▸ Material supplied
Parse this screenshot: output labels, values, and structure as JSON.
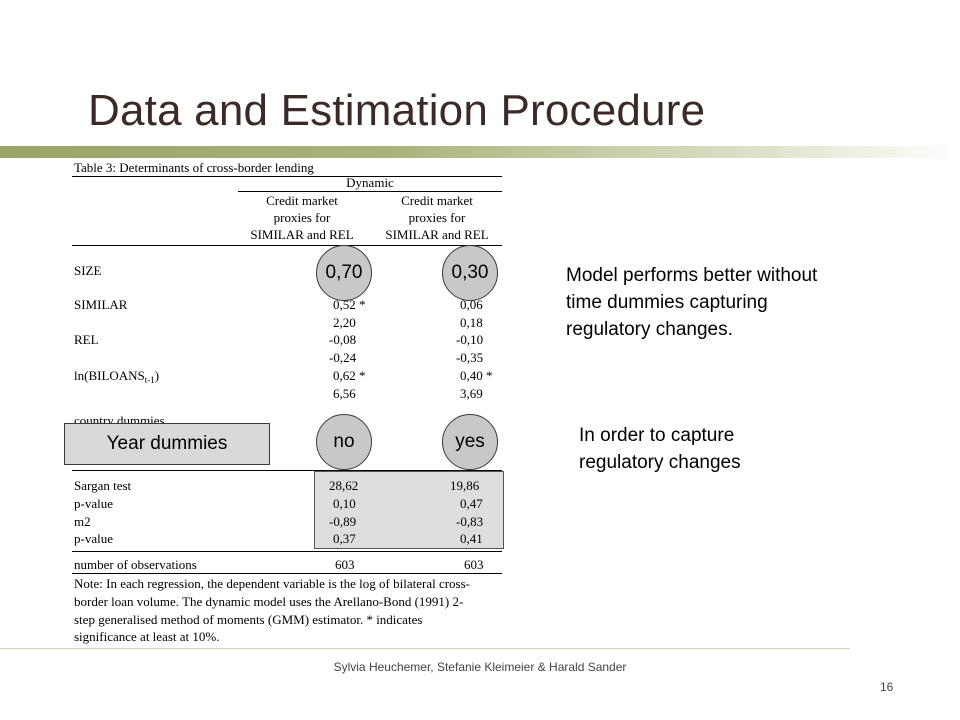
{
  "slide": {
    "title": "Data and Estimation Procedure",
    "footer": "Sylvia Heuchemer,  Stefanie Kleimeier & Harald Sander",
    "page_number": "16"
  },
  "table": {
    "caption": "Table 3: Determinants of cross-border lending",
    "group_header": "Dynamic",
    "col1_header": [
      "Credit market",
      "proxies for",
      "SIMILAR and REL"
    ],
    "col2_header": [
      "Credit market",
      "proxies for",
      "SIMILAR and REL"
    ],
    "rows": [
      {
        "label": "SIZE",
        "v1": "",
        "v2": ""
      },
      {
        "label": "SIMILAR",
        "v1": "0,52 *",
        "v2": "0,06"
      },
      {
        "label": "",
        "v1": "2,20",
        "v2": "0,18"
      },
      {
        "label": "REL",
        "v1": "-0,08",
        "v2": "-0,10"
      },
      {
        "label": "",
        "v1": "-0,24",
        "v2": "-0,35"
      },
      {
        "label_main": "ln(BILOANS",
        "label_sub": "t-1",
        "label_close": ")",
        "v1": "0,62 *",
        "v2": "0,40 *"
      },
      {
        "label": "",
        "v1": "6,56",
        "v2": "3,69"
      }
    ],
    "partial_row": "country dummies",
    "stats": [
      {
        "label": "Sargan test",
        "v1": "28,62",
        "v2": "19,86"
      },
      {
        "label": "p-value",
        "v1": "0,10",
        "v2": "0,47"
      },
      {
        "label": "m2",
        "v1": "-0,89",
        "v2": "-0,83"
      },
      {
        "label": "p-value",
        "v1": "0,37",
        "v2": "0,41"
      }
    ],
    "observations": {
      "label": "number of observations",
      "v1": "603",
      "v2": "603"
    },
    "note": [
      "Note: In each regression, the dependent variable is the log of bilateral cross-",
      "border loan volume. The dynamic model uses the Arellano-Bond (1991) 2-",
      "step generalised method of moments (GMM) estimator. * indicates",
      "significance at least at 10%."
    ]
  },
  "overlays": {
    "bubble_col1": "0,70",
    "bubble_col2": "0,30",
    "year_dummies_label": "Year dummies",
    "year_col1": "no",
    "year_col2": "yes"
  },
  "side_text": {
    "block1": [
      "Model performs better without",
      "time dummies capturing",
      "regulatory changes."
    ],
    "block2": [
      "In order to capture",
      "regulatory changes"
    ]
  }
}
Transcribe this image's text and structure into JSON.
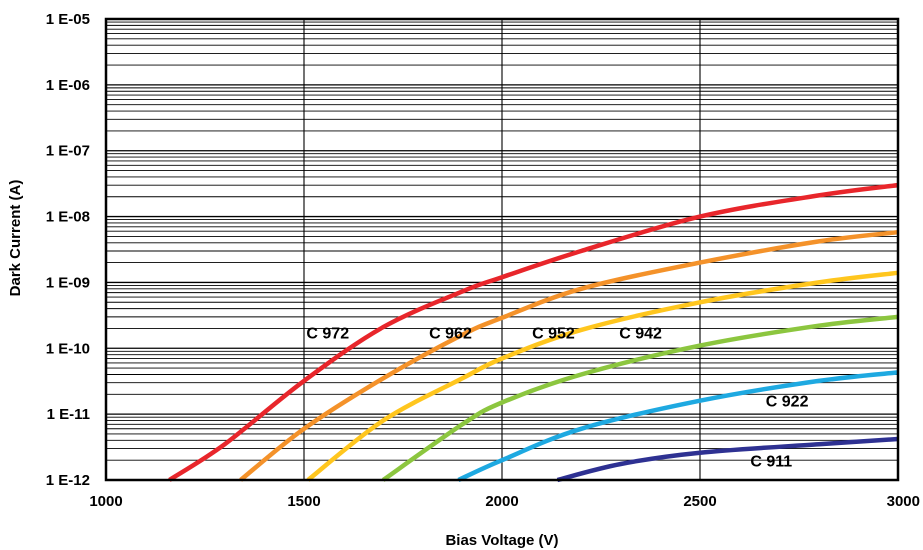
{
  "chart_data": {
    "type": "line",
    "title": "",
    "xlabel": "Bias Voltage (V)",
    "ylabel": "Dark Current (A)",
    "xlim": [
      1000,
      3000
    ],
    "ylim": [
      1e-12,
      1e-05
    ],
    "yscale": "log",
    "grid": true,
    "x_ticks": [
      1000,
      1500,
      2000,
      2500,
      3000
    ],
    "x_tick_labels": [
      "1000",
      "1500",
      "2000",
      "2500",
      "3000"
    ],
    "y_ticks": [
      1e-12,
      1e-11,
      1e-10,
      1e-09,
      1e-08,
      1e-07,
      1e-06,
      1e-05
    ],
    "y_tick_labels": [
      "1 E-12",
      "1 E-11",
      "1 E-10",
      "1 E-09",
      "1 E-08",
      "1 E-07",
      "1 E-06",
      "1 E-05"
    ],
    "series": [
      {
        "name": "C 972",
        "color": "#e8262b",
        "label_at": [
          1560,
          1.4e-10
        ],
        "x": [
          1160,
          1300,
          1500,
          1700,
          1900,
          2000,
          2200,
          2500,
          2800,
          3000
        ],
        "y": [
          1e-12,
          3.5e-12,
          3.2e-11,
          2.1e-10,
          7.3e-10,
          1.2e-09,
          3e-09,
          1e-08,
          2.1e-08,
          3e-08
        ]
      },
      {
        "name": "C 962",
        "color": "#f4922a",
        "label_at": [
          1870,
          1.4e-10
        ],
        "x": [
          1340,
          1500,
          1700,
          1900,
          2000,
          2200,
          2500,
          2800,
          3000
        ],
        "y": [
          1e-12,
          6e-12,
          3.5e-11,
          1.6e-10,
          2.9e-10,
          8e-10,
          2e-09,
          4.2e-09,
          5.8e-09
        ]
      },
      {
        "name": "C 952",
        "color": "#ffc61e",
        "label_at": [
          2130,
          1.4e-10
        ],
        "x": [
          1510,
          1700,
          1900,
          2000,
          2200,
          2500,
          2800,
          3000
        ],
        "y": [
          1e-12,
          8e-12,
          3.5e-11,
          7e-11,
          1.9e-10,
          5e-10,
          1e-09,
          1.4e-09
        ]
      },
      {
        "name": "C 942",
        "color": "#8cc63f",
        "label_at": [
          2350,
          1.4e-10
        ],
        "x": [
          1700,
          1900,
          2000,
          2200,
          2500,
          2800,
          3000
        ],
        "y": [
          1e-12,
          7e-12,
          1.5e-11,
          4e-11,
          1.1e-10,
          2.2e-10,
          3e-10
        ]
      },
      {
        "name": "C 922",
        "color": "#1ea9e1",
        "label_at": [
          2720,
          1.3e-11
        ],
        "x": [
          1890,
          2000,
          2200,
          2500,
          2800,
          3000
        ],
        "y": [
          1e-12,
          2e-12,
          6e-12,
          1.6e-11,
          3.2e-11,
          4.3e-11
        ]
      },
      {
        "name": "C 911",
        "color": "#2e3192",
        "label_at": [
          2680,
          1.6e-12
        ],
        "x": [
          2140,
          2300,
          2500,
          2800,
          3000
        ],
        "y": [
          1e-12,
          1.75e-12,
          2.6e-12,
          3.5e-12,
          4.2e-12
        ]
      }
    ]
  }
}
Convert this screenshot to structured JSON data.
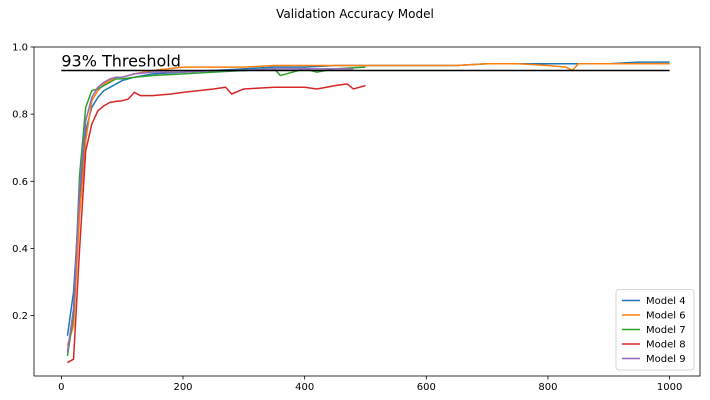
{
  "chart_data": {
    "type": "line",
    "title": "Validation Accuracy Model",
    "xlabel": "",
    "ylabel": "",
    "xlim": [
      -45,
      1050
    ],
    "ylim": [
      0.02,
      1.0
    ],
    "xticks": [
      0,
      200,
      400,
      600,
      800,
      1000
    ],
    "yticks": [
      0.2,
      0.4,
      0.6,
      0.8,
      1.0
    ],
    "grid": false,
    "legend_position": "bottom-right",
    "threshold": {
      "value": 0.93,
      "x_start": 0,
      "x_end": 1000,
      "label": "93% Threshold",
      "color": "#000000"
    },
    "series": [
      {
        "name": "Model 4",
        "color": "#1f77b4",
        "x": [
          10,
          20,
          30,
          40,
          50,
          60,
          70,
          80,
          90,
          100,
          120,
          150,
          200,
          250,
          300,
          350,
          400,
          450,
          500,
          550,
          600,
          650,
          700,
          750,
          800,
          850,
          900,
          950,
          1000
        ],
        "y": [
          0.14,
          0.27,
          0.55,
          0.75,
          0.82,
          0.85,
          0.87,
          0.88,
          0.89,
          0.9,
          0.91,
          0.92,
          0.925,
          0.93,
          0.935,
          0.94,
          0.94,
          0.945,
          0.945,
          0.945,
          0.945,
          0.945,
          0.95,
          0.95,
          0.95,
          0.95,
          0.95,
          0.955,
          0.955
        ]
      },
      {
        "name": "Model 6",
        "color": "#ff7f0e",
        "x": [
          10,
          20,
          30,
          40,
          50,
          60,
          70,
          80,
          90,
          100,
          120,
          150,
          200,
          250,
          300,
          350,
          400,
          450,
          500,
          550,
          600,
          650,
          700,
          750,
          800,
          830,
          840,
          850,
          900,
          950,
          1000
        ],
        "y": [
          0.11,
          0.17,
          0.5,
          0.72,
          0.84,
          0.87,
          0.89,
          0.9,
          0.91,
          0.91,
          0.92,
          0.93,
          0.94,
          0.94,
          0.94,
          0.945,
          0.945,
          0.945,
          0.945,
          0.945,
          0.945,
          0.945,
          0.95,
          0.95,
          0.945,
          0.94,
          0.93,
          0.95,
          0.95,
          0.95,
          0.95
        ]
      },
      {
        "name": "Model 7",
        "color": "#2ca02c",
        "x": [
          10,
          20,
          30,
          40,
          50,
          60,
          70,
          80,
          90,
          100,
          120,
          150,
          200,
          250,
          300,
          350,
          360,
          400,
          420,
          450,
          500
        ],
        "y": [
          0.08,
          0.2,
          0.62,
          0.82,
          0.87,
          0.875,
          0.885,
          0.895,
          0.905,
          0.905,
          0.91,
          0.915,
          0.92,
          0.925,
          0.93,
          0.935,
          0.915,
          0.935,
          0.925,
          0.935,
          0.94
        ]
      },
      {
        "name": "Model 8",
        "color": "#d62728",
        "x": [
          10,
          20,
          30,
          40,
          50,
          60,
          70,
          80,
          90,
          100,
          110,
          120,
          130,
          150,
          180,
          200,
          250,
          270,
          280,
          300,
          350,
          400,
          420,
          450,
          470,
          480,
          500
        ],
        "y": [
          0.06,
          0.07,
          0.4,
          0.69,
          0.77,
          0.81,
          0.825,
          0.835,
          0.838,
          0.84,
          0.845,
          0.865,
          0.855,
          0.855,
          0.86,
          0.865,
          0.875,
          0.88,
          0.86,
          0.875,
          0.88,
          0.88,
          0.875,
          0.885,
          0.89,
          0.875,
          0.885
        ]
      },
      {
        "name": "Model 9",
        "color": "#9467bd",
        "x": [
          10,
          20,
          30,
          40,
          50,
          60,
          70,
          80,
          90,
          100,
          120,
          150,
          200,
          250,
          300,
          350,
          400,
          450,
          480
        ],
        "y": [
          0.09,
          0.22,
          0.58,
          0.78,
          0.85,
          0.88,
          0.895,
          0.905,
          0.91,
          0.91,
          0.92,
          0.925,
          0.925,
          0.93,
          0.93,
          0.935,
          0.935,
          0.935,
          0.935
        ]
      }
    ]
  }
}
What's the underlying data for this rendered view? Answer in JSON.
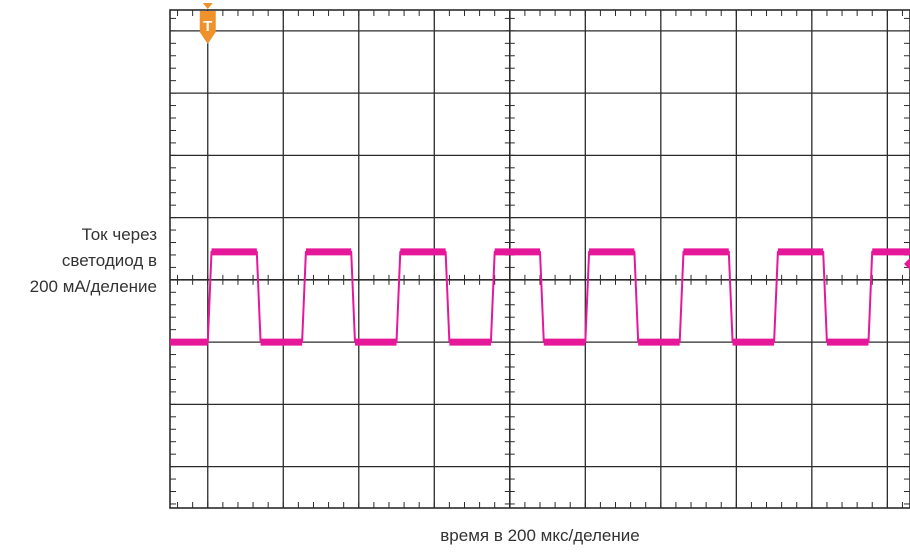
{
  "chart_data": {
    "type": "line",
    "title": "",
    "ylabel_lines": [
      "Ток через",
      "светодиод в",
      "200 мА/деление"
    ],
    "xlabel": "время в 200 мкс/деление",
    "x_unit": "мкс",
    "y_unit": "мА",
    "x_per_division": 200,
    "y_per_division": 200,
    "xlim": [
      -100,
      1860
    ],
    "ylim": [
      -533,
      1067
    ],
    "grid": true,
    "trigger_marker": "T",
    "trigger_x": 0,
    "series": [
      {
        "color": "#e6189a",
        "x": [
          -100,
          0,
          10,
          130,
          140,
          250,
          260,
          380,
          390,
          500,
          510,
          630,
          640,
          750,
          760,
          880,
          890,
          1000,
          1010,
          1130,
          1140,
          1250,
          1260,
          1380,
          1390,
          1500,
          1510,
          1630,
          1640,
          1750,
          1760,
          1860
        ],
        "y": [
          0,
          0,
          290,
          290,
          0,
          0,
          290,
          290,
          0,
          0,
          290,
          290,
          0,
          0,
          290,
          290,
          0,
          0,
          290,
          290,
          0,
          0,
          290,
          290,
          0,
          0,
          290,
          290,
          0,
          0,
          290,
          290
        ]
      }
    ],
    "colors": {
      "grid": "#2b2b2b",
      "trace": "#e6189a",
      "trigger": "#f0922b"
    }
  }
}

▸ Objective
Collect every line with the string "grid" from the records, and copy each.

▸ Reply to the task
    "grid": true,
    "grid": false,
    "grid": true,
      "grid": "#2b2b2b",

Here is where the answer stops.